_WHAT NEEDS TO BE DONE_.
Carry on the article on EU tax scandals and whistleblowers from where it ends.

_SOURCE DOCUMENT_.
However, what they have exposed is that the EU is slow in tackling money laundering, tax evasion, tax avoidance, and that corporate whistleblowers and investigative journalists are denied rightful protection for performing a valuable public duty.

 

A 2018 Eurobarometer survey found that 75% of EU citizens would like the EU to intervene more in the fight against tax evasion.

 

 

‘LuxLeaks’ 2014

The LuxLeaks scandal was arguably the first exposé on systemic corporate tax avoidance that gained international notoriety – and it was made all the more galling that the whistleblowers and journalists at the centre of the investigation were threatened with prosecution and prison terms by EU member states. LuxLeaks revealed that over 340 companies including Pepsi, IKEA and Deutsche Bank – with the help of accountancy firms like PriceWaterhouseCoopers – obtained secret special deals from Luxembourg. This let them set up subsidiaries in the country to reduce their global tax bills

via complex financial structures, resulting in many firms paying just 1% in tax.

 

The leaks also brought public attention to the rogue states operating within the EU that enable such activities to take place – chief amongst them Luxembourg, under then Prime Minister and current President of the European Commission, Jean-Claude Juncker.

 

‘Swiss Leaks’ 2015

In 2015, the Swiss branch of HSBC was exposed to have been profiting from doing business with tax dodgers and international criminals. Almost €90 billion was found to have been deposited in bank accounts at the branch.

Its clients included those linked to Arab despots like Mubarak, Assad and Tunisia’s Ben Ali, arms traffickers and others involved in blood diamonds. HSBC subsequently acknowledged its failure in compliance and control – with employees found to have been advising their clients of ways to dodge taxes and hide their assets.

 

 

‘Panama Papers’ 2016 and ‘Paradise Papers’ 2017

Credited for being the turning point in bringing worldwide attention the international problem of tax evasion in 2016, the ‘Panama Papers’ came about after the ICIJ leaked files from the Panamanian law firm, Mossack Fonseca. The documents revealed how rich and powerful politicians, celebrities and criminals used offshore corporations to evade taxes. Mossack Fonseca was at the centre of the global offshore industry with about 300,000 companies as clients, and created shell companies to hide the assets. A subsequent leak of 13.4 million files from Bermuda-based offshore law firm, Appleby, and corporate services provider Estera became known as the ‘Paradise Papers’ which also generated headlines worldwide.

(Stored records)
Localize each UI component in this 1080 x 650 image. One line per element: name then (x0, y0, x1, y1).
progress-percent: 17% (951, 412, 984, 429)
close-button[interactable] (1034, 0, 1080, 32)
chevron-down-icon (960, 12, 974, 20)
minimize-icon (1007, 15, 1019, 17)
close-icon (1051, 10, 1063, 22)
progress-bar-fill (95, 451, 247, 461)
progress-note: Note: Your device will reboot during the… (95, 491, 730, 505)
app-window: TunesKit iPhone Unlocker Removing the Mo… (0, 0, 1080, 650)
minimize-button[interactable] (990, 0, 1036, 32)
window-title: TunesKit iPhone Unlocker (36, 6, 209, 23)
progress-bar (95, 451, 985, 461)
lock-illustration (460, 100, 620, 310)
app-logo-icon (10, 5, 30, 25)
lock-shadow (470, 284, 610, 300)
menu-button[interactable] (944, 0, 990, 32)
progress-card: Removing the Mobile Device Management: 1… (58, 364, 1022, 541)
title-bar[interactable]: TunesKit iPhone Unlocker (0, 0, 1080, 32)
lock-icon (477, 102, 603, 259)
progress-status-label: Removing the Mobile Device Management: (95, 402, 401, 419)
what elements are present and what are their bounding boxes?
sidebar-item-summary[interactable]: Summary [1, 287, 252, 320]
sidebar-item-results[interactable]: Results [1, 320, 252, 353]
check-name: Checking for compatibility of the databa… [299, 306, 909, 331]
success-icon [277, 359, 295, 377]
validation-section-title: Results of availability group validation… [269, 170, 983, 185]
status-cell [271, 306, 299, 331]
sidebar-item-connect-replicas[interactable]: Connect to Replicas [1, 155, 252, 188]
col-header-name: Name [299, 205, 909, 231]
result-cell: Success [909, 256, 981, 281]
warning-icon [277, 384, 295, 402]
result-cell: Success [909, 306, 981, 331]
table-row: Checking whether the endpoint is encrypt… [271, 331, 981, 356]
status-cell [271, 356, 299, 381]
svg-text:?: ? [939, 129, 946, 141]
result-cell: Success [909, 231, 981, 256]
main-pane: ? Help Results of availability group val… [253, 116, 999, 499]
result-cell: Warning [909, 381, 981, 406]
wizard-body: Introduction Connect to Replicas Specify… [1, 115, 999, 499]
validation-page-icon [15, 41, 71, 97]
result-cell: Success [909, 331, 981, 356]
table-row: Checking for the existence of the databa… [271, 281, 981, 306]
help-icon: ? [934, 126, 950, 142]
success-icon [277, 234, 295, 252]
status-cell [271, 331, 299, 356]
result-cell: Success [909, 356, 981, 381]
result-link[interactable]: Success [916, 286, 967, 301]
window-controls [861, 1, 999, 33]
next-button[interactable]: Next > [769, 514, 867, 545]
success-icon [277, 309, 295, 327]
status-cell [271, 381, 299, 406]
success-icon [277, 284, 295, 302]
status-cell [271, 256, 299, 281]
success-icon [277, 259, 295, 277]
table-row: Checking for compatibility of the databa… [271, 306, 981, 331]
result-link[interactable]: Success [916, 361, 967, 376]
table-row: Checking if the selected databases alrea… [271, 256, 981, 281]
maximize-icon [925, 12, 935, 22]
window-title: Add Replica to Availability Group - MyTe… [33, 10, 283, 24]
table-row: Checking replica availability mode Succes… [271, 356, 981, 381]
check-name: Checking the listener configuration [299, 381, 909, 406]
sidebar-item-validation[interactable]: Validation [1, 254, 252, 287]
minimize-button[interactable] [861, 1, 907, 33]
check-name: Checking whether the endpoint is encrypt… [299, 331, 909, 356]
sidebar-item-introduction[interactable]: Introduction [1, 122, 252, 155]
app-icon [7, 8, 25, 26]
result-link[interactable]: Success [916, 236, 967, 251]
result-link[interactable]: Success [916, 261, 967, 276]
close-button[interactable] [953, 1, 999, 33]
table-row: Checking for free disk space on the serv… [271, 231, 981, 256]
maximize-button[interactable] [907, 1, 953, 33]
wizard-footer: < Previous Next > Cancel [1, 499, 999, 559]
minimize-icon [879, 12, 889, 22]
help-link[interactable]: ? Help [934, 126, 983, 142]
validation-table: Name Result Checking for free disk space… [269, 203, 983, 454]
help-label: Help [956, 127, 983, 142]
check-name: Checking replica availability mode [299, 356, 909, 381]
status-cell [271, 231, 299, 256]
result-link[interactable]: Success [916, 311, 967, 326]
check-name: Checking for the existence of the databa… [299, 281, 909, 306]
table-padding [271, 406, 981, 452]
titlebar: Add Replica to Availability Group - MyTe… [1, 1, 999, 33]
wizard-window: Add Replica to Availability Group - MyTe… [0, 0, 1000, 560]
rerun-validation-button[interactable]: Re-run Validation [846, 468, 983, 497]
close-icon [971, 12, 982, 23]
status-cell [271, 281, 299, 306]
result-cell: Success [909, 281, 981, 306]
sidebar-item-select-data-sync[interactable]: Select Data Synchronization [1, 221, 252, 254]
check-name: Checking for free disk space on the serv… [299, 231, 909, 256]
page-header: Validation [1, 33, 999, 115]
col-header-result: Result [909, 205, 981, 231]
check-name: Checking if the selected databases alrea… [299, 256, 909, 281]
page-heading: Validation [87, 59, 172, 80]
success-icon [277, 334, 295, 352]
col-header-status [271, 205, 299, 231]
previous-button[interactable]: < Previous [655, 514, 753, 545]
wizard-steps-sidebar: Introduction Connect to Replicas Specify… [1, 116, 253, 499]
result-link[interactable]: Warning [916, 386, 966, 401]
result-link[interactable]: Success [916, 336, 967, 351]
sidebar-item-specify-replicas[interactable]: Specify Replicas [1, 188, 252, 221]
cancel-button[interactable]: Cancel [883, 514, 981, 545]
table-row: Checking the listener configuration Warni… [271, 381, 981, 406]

_YOUR RESPONSE_.
 

Whistleblowers

The seminal exposés listed above would not have come to light if it wasn’t for the courageous whistleblowers who risked their careers – and lives – by leaking secretive documents and files to investigators. However, due to inadequate

EU legislation that offer next to no protection, Swiss Leaks’ Hervé Falciani, ex- PriceWaterhouseCoopers employees and LuxLeaks’ whistleblowers Antoine Deltour and Raphaël Halet have been relentlessly hounded by the authorities

even though they had acted in the public interest. Meanwhile, the murders of EU-based investigative journalists like Daphne Caruana Galizia, Ján Kuciak and his partner Martina Kušnírova, as well as Viktoria Marinova in their home

countries mean it is now a matter of urgency for legislation to be enacted to protect all whistleblowers and investigative journalists.

 

What our MEP say

A vote in March 2019 marked the first proper report that the European Parliament has looked into tax dodging and financial crime in the EU. Although structural problems that currently exist in the EU which facilitate tax evasion

were not fully addressed in the final proposals, critical references on the protection of whistleblowers and journalists – so crucial to our understanding of the issues at heart – have been included.

Furthermore, the report contains references to the damage caused by regressive taxes over the past 20 years and its gender impact, especially on women.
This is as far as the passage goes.